To streamline the process, I’ve included Terraform files that enable the automation of several components within the GCP environment. By utilizing Terraform, you can efficiently create the following resources: GCS bucket, bucket object, Pub/Sub topic, subscription, BigQuery dataset, tables. Incorporating Terraform into your workflow is an excellent opportunity to explore Infrastructure as Code (IaaC) or reinforce your existing knowledge. The files are available in the Terraform folder on my GitHub account. Alternatively, you can manually set up these services if you prefer not to use Terraform automation.

When working within GCP, there’s no need to install Terraform. Simply execute the following basic commands: terraform init, terraform plan, terraform apply, and terraform destroy.

For more advanced parameters and customization options, refer to the Terraform Registry.

📡 Pub/Sub: Topic and Subscription

To gain a better understanding of Pub/Sub’s functionality, refer to the message lifecycle example, which illustrates how messages are transmitted through the system.

A Message flows from a Publisher Client to a Subscriber Client through Pub/Sub. Source: https://cloud.google.com/pubsub/docs/pubsub-basics

A publisher application sends a message to a Pub/Sub topic. The message is written to storage. Along with writing the message to storage, Pub/Sub delivers the message to all the attached subscriptions of the topic. In this example, it’s a single subscription. The subscription sends the message to an attached subscriber application. The subscriber sends an acknowledgment to Pub/Sub that they have processed the message.

- _Actions to take_:
1 – Retype the stretch of the Terraform and Pub/Sub text from "A publisher application" through "processed the message.".
2 – Write what comes next in the Terraform and Pub/Sub text, picking up after its last sentence.

- _Given information_:
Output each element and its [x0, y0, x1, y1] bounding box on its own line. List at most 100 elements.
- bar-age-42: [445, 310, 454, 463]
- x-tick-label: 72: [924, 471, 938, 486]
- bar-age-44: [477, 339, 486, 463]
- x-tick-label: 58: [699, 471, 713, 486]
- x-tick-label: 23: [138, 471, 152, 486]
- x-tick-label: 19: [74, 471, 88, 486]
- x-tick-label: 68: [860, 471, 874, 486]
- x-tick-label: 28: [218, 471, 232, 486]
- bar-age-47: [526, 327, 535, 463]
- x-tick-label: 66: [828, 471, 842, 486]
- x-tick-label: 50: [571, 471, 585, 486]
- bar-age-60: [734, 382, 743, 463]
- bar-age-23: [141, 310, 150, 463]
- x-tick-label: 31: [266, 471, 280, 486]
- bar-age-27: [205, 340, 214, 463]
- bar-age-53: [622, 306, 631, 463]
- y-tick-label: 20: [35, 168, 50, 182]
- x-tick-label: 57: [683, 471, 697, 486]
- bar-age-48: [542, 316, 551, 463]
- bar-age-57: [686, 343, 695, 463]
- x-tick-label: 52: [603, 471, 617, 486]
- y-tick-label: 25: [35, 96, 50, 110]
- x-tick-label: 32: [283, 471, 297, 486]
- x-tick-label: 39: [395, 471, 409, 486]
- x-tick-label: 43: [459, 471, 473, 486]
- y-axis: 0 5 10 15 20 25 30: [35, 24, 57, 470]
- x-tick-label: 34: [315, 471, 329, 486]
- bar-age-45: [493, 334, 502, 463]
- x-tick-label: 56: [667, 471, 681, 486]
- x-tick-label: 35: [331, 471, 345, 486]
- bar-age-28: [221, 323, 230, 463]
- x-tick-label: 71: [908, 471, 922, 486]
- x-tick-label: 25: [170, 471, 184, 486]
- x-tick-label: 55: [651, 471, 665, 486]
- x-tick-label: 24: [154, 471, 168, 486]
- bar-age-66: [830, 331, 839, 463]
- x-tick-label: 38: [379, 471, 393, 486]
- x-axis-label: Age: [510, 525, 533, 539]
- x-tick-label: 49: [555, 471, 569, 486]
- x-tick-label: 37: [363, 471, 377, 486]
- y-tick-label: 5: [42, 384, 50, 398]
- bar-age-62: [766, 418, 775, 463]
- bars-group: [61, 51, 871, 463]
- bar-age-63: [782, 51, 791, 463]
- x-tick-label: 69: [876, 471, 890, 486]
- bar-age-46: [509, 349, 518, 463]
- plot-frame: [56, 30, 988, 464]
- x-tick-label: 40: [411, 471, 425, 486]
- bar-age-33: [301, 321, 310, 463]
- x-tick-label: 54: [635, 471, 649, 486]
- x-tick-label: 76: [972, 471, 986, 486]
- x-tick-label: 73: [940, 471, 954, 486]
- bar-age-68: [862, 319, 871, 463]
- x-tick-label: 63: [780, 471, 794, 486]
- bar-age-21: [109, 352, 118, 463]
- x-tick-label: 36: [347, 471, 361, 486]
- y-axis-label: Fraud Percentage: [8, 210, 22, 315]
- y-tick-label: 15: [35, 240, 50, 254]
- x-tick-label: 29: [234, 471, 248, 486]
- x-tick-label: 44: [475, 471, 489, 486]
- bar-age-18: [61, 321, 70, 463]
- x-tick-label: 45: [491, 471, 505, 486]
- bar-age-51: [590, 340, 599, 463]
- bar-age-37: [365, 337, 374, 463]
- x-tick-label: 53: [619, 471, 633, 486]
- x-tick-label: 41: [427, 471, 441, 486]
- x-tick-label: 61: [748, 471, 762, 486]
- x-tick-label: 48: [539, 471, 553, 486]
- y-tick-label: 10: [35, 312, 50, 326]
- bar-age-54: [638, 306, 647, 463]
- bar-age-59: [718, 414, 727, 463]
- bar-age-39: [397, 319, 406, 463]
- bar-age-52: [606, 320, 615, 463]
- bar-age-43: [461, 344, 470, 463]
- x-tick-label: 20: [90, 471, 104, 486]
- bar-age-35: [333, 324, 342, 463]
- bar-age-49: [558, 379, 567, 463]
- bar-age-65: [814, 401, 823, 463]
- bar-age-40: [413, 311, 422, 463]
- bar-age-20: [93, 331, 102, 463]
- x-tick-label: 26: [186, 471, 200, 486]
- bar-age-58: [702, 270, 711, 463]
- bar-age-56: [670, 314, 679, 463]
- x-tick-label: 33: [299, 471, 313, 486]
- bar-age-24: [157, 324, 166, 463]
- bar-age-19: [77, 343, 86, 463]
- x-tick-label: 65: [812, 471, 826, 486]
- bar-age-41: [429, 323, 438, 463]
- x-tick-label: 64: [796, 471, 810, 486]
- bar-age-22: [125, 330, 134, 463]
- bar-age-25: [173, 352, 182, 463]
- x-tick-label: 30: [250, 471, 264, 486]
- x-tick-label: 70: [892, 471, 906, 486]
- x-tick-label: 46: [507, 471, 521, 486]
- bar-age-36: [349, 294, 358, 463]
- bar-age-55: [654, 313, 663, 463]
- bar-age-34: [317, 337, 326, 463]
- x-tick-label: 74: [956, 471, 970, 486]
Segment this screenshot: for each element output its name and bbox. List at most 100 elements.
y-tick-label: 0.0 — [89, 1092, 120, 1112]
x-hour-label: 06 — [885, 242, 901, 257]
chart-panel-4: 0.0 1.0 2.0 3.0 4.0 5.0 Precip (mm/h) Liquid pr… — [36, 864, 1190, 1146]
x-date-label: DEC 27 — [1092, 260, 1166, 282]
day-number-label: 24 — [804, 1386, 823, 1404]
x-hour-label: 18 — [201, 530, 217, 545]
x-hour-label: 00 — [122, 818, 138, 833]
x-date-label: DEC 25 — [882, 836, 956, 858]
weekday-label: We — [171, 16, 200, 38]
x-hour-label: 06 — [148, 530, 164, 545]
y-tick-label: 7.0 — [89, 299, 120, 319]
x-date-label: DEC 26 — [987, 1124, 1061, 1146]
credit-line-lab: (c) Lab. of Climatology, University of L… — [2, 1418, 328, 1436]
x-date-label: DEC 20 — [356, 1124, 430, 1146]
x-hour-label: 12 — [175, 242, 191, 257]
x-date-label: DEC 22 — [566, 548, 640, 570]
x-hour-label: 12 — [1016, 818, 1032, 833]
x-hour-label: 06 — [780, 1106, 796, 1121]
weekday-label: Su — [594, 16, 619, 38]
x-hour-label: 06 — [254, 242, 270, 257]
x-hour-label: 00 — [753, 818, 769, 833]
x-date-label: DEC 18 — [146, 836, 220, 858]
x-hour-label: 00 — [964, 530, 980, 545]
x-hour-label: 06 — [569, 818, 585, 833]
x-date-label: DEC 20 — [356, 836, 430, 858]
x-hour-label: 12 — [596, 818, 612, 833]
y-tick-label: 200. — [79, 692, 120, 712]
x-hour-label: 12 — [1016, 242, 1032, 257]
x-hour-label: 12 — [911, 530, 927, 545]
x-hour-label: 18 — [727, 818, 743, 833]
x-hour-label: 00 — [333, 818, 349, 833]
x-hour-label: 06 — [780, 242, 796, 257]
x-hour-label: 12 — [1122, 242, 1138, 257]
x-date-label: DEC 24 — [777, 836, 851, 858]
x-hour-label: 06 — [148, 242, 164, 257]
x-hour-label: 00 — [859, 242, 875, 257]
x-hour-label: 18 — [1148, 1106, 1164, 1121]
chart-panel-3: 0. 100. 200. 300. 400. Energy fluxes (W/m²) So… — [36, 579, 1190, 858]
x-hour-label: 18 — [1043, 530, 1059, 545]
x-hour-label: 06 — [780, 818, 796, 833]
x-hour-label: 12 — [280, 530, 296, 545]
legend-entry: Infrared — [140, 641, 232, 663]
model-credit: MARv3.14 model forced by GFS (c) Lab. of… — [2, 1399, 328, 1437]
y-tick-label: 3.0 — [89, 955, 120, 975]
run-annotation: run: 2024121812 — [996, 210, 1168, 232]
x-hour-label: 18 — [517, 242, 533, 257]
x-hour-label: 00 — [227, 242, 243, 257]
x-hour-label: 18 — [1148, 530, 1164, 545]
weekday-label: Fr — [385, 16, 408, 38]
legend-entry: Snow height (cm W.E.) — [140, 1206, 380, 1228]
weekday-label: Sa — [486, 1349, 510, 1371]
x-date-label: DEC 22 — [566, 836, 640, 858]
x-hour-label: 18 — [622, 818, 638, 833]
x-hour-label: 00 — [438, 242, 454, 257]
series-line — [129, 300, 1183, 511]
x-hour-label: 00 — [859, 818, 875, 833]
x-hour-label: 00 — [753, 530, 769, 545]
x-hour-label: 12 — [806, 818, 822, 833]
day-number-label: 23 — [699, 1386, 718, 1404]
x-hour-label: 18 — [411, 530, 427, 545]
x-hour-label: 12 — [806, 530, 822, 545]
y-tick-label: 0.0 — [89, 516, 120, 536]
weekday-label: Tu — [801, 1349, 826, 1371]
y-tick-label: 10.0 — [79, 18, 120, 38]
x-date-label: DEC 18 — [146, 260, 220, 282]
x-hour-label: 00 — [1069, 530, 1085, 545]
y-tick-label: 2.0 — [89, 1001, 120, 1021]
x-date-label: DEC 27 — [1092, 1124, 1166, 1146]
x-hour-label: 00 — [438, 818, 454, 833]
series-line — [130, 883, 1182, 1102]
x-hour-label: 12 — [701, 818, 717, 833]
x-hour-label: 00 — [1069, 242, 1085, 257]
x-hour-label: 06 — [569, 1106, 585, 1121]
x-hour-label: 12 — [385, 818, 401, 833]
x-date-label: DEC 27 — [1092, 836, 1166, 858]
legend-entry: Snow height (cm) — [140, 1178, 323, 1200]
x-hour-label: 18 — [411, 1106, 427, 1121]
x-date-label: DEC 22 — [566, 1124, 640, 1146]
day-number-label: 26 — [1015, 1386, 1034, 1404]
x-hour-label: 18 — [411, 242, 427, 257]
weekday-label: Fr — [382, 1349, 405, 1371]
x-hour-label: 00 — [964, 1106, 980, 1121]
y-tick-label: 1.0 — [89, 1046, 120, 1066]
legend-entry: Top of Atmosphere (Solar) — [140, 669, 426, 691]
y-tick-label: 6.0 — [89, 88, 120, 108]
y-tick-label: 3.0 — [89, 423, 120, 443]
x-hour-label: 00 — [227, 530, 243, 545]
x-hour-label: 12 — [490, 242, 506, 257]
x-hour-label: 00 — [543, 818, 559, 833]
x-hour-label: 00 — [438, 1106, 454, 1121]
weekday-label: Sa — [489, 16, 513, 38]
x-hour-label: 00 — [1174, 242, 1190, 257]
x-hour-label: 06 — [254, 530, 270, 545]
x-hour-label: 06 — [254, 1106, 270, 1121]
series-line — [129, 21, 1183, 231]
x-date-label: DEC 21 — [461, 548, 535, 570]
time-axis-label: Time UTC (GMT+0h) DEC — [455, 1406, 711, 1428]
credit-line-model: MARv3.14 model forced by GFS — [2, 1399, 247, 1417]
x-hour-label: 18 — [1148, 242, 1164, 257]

- _Responses to the exercise_:
1 –
A publisher application sends a message to a Pub/Sub topic. The message is written to storage. Along with writing the message to storage, Pub/Sub delivers the message to all the attached subscriptions of the topic. In this example, it’s a single subscription. The subscription sends the message to an attached subscriber application. The subscriber sends an acknowledgment to Pub/Sub that they have processed the message.

2 –
We have several options for creating the Pub/Sub topic and subscription:

  • Utilize the GCP console to manually set up the Topic and Subscription.
Created Pub/Sub Topic
Created Pub/Sub Subscription
  • Leverage the provided code in my repository by running the command python topic-subscription.py.
from google.cloud import pubsub_v1

#Set your Google Cloud project ID
project_id = "your-project-id"

#Set the topic and subscription names
topic_name = "your-topic-name"
subscription_name = "your-subscription-name"

#Create a publisher client
publisher_client = pubsub_v1.PublisherClient()

#Create a topic
topic_path = publisher_client.topic_path(project_id, topic_name)
topic = publisher_client.create_topic(request={"name": topic_path})

print(f"Topic created: {topic.name}")

#Create a subscriber client
subscriber_client = pubsub_v1.SubscriberClient()

#Create a subscription
subscription_path = subscriber_client.subscription_path(project_id, subscription_name)
subscription = subscriber_client.create_subscription(request={"name": subscription_path, "topic": topic_path})

print(f"Subscription created: {subscription.name}")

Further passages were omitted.